#### [Your instructions]
Find the number of lines in these records where the word "label" appears. Reply with that number and nothing more.

* Begin Supplied material *

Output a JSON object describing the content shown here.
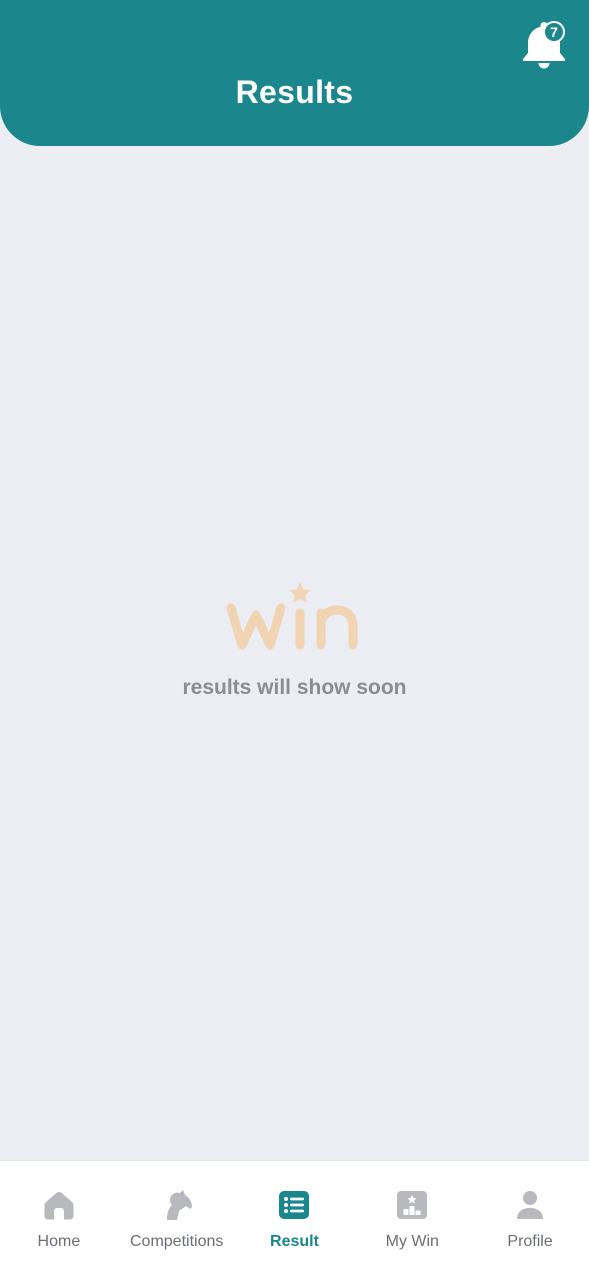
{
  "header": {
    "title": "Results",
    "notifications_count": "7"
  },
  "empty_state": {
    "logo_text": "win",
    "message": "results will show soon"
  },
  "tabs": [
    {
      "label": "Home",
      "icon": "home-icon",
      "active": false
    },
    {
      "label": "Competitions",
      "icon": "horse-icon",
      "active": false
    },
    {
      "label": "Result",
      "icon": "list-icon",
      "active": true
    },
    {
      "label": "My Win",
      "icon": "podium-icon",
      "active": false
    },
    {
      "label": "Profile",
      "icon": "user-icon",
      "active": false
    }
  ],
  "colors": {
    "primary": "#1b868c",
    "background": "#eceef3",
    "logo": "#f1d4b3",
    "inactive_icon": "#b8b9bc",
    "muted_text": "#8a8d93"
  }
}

* End Supplied material *

#### [Expected answer]
5